*Stated exercise*.
Each line in the entries below that holds the string "this" is to be listed.

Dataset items
****************************************

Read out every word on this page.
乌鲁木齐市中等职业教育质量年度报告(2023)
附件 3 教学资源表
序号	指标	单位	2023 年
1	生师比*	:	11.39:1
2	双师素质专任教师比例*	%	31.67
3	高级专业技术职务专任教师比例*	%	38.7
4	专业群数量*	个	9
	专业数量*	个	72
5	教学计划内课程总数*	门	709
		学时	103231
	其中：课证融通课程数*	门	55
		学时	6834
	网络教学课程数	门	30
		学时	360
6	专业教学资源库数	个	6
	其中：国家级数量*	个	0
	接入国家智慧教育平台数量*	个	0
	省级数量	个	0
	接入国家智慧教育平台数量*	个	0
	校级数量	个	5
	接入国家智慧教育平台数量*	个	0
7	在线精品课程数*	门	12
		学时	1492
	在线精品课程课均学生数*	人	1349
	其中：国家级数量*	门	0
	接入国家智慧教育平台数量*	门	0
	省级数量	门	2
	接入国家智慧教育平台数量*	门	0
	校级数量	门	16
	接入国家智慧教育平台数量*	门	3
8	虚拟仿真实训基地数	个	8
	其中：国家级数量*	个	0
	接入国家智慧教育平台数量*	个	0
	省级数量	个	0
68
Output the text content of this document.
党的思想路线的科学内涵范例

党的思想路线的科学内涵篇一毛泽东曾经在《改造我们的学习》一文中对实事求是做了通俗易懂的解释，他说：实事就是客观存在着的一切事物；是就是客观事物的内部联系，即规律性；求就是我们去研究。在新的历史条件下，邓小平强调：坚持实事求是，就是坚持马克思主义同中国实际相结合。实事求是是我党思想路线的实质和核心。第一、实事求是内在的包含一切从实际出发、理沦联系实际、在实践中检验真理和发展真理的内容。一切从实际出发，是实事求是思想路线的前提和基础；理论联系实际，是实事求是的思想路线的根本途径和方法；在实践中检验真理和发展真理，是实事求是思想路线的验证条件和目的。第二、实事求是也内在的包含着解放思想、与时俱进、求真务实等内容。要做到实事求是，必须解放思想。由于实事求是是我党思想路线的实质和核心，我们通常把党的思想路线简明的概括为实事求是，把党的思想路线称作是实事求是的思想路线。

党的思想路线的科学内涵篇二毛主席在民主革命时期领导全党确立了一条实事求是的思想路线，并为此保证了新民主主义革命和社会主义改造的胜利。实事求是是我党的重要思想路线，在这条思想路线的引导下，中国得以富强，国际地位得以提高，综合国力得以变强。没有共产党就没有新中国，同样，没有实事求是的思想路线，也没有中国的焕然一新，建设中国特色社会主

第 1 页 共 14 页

****************************************

*Written solution*.
Read out every word on this page.
Output the text content of this document.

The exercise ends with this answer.